What you have to do.
Go through the entries below, tally each line with the string "uomini", and give the final number by itself.

Record set.
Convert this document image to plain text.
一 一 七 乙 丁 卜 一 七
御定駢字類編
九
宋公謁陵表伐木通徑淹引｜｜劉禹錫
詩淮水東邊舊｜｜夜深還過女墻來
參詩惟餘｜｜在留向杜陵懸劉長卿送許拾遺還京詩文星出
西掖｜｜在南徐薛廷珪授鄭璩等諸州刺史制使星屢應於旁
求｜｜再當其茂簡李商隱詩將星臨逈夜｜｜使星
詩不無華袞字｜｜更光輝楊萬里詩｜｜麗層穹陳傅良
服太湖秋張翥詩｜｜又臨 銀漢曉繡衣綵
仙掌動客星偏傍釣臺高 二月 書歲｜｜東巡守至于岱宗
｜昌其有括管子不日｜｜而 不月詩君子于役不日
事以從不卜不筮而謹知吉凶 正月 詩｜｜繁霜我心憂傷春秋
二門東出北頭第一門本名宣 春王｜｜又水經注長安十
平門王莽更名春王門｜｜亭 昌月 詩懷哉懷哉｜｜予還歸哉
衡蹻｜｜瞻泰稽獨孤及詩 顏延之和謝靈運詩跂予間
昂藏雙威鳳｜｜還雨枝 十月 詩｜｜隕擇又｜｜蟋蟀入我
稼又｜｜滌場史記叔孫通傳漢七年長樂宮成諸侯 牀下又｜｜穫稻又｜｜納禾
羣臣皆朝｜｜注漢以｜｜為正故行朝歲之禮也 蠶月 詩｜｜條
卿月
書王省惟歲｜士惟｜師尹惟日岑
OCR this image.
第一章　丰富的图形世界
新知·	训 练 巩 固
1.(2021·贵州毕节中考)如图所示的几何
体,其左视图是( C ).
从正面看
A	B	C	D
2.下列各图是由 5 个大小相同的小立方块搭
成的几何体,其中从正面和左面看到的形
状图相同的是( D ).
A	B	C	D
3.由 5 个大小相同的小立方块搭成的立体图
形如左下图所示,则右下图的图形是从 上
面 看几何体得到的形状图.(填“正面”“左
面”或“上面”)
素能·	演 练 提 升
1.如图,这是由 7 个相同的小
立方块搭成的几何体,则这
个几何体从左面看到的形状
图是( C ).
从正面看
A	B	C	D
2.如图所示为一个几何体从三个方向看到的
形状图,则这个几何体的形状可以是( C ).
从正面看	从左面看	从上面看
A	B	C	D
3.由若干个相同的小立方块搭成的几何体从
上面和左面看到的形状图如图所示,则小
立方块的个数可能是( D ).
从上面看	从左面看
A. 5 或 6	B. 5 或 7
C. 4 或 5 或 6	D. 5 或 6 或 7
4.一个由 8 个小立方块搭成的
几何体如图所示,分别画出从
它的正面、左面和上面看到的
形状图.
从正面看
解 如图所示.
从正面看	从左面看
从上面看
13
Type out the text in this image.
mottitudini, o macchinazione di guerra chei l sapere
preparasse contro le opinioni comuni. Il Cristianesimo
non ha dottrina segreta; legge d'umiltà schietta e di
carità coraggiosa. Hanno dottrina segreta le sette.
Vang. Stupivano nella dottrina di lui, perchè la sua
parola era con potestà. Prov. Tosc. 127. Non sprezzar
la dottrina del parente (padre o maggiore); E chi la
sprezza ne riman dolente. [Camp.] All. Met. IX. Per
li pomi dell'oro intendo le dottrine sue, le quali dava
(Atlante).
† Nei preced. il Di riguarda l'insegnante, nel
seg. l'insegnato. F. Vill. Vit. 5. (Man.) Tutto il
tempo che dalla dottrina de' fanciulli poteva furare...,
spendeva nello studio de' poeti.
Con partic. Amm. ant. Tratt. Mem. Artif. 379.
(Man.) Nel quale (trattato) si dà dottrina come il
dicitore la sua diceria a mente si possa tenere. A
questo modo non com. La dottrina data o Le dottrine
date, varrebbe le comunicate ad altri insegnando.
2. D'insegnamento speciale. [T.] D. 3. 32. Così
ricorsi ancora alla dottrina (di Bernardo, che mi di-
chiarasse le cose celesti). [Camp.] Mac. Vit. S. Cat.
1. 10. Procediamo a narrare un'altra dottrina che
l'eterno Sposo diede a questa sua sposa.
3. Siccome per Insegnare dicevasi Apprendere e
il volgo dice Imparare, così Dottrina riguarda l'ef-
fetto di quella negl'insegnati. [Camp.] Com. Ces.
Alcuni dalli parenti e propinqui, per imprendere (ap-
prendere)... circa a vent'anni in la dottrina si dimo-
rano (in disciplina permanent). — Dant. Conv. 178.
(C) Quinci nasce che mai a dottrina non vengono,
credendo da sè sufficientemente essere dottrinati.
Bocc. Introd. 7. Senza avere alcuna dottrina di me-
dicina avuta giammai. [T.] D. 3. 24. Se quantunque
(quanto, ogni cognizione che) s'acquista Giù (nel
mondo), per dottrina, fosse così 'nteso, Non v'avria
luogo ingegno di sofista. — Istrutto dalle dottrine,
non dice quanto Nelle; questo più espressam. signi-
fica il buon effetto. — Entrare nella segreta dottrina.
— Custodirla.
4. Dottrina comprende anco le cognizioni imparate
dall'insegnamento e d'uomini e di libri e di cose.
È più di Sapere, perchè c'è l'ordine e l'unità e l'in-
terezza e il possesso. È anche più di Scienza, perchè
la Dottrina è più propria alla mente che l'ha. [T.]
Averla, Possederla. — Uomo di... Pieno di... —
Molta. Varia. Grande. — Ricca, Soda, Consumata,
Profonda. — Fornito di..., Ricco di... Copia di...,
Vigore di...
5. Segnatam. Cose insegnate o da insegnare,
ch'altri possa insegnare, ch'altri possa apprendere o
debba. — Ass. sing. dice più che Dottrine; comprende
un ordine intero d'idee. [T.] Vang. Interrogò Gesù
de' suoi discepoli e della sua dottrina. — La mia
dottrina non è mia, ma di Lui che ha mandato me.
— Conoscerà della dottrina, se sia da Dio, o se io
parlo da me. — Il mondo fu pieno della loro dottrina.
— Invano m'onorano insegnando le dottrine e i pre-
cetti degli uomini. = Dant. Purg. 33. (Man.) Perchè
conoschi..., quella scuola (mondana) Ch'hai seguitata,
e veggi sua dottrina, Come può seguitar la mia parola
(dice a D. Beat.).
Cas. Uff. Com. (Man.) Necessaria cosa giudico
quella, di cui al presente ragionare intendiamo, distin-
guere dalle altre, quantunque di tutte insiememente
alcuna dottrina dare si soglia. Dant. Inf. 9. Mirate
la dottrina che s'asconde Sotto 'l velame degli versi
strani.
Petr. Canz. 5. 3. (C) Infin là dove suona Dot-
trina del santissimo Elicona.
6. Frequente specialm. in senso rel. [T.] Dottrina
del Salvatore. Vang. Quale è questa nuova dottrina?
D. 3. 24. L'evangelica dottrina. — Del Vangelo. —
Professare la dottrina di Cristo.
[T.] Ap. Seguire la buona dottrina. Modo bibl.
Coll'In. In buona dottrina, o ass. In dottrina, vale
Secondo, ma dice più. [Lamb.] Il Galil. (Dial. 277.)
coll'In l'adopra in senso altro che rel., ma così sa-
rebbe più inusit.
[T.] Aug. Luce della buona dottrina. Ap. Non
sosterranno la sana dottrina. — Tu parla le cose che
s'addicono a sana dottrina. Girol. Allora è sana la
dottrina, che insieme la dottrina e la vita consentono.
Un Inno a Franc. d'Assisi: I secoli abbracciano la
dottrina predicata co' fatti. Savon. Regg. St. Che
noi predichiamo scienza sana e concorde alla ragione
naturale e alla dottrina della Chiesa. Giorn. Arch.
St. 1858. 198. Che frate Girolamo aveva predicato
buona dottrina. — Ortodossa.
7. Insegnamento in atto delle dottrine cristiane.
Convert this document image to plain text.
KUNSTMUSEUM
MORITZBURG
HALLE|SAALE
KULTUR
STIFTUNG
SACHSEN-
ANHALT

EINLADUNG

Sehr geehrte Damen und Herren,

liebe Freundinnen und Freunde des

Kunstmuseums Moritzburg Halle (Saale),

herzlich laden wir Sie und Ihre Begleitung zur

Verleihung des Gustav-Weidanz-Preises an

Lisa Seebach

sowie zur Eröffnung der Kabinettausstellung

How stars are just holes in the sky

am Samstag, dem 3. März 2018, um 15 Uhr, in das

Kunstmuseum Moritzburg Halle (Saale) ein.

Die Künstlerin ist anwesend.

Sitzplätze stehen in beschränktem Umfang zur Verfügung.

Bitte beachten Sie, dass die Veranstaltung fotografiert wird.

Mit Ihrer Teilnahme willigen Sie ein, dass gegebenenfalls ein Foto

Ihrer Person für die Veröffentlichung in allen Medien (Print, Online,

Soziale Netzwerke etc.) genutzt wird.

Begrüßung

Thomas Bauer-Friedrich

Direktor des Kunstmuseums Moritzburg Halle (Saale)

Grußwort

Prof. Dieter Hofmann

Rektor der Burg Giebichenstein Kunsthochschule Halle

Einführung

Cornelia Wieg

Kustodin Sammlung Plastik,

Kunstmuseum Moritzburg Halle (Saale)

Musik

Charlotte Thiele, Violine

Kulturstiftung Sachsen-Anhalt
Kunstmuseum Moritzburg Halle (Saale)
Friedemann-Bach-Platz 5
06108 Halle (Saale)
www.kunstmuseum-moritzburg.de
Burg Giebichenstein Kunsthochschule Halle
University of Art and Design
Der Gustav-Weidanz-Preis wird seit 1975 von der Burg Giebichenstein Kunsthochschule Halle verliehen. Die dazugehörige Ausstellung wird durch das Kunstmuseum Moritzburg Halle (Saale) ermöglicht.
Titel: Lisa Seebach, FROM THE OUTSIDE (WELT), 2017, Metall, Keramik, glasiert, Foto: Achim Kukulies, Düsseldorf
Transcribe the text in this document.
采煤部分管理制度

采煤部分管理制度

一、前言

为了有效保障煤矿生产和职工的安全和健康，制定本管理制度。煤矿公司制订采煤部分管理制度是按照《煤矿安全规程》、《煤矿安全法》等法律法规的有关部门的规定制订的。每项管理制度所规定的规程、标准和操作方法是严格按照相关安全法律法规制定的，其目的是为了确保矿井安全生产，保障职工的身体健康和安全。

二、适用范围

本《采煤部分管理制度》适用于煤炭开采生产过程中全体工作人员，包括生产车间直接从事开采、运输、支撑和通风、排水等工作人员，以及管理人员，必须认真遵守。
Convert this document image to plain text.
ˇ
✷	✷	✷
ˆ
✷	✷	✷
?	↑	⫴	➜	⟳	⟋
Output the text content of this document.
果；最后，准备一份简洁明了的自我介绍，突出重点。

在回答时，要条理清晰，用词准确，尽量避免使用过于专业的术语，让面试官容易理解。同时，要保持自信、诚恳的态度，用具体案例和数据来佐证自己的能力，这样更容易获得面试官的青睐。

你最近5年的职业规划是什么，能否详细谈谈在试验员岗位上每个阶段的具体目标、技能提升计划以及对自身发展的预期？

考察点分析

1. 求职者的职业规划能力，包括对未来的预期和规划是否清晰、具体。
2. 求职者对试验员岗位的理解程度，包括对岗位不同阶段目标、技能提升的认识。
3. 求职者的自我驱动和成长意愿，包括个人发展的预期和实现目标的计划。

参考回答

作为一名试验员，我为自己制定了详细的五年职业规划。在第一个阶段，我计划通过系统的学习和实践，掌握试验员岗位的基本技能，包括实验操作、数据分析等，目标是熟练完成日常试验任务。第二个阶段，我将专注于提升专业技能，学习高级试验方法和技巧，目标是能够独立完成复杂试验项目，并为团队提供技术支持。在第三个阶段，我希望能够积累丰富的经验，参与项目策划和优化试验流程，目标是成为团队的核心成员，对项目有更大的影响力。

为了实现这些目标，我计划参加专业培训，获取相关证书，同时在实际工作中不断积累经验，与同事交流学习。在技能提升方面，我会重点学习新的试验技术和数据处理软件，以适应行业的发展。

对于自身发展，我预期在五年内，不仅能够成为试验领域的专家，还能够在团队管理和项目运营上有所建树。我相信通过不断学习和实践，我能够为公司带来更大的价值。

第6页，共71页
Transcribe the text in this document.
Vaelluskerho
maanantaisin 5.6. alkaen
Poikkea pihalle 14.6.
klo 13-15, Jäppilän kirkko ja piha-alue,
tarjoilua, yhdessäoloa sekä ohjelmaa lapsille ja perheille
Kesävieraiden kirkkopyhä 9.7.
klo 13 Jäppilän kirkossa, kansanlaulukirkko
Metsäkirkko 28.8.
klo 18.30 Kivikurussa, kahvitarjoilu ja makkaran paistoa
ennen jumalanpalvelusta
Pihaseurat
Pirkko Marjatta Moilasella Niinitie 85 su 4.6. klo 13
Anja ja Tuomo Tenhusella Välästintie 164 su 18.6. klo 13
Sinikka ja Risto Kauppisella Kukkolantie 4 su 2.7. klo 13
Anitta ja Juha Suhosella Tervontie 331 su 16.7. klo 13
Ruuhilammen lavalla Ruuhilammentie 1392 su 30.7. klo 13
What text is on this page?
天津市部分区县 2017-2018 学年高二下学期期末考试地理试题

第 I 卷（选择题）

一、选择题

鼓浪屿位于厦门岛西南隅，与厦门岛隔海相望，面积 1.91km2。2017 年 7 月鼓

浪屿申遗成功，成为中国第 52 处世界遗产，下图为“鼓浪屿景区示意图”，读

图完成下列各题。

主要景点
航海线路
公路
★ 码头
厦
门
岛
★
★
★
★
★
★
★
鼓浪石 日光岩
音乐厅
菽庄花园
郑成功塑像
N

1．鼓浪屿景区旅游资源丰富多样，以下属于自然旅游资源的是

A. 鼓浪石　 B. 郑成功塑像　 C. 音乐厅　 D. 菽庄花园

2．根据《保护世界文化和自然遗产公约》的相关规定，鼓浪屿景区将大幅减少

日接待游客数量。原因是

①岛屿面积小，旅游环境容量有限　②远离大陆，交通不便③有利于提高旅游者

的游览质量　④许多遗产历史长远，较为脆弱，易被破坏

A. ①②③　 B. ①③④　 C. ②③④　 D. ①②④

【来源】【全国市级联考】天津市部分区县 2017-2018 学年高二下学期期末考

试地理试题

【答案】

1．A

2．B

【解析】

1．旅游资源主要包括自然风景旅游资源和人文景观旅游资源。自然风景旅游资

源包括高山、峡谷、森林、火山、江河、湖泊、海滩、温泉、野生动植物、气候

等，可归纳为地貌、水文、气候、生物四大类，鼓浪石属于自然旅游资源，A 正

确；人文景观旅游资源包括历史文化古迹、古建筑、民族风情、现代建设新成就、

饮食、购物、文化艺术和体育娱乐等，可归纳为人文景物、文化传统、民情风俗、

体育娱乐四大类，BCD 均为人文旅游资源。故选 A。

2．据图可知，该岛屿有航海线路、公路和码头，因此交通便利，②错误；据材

Full response.
2